--- PROVIDED INFORMATION ---
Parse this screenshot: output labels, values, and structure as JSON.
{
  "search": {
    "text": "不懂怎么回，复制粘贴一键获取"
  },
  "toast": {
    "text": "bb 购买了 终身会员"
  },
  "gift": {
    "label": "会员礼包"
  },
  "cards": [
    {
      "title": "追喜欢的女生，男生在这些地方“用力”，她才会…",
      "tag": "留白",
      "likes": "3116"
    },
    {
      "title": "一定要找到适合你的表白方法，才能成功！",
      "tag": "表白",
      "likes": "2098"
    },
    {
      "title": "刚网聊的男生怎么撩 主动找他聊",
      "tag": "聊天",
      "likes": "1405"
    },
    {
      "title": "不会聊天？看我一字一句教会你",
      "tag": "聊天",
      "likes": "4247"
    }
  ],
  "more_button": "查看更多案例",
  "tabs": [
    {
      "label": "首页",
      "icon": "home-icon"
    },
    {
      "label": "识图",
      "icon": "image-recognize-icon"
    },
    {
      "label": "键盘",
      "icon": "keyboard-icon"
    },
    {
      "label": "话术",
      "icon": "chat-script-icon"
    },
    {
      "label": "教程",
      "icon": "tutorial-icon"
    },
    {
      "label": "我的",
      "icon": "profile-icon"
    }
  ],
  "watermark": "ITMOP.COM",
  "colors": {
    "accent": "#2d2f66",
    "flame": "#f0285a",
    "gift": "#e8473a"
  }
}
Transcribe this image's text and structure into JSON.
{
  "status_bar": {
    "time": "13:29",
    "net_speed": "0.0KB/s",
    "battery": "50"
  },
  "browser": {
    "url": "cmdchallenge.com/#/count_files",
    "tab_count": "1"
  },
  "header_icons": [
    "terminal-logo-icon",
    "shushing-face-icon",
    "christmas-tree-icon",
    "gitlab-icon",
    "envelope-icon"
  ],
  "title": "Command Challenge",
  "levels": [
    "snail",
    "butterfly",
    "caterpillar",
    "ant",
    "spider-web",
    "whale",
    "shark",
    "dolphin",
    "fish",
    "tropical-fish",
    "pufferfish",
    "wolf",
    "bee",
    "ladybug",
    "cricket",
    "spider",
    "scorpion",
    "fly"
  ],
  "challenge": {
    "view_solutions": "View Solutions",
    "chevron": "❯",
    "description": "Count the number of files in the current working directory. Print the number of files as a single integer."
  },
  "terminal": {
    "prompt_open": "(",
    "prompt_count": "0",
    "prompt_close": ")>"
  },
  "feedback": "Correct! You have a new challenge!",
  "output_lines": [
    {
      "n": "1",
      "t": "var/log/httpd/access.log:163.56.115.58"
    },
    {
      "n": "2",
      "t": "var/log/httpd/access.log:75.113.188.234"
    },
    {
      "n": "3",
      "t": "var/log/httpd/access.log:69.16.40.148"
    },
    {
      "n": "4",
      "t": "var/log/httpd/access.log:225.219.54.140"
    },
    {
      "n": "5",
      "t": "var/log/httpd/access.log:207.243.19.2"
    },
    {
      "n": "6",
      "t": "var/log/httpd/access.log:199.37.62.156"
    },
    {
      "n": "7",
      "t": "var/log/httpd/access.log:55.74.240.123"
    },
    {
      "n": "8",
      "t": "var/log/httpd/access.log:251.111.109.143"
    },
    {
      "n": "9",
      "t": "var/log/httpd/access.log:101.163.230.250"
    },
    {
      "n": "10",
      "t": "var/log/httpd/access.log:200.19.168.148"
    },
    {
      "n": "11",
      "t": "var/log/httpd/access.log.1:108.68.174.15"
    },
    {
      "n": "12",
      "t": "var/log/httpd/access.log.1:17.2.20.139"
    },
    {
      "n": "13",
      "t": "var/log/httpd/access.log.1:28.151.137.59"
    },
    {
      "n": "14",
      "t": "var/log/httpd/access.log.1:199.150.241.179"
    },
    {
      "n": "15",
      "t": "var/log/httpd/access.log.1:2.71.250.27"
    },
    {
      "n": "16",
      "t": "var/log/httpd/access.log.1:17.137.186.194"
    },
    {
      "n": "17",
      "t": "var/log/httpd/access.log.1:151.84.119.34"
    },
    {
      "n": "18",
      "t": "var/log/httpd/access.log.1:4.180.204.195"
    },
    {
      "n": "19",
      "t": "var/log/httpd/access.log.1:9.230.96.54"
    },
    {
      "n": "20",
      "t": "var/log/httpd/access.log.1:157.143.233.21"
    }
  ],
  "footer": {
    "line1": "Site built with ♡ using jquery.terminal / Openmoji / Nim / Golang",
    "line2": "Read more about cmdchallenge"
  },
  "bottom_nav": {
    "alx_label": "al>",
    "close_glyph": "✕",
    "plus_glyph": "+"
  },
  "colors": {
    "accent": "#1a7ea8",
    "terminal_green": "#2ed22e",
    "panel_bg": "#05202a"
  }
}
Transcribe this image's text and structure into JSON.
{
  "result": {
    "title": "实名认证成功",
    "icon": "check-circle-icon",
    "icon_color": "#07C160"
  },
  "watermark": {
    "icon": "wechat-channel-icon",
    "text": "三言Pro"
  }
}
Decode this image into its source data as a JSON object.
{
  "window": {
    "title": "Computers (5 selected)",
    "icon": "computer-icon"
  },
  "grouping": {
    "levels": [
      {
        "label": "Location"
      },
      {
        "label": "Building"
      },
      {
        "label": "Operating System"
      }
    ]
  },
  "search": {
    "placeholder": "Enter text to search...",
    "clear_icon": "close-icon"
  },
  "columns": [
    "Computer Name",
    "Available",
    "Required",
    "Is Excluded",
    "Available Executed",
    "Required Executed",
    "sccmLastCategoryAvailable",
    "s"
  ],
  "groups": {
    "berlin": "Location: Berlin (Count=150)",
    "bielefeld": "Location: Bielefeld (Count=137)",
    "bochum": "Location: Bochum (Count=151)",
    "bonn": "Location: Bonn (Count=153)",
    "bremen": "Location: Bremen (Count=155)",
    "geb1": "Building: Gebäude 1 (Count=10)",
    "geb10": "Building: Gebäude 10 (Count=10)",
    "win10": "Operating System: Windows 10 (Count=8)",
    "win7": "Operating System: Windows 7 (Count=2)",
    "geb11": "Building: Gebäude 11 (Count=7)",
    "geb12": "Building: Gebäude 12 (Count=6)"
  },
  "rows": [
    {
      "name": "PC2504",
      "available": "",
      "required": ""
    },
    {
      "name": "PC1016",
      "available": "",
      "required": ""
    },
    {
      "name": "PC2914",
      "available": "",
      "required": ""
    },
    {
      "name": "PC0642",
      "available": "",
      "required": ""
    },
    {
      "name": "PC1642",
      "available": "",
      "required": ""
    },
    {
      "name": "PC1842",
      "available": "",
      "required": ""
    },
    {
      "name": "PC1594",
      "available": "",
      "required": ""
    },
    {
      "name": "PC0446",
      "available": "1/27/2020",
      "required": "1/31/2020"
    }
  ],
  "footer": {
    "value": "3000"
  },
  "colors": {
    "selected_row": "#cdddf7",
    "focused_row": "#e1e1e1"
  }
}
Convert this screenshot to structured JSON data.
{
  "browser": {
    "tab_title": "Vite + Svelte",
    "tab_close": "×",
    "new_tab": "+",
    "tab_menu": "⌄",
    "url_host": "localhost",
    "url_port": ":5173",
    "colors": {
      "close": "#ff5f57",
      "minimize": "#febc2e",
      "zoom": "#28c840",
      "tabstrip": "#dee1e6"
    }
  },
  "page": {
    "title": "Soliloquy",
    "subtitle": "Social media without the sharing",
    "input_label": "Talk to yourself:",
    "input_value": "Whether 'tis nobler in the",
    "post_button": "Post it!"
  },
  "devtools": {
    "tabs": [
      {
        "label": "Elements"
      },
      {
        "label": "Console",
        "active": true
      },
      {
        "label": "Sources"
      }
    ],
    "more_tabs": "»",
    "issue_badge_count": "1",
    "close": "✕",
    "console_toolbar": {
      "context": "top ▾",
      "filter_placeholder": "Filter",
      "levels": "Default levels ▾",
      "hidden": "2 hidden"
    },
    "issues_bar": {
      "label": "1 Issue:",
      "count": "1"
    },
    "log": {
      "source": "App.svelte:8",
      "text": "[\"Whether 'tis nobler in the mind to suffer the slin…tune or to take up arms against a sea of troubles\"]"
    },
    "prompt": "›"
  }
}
---
*SHORT EXERCISE*.
Every line that holds the string "this" should be returned.

*EXERCISE SOLUTION*.
Parse this screenshot: output labels, values, and structure as JSON.
Transcribe this image's text and structure into JSON.
Transcribe this image's text and structure into JSON.
Decode this image into its source data as a JSON object.
Convert this screenshot to structured JSON data.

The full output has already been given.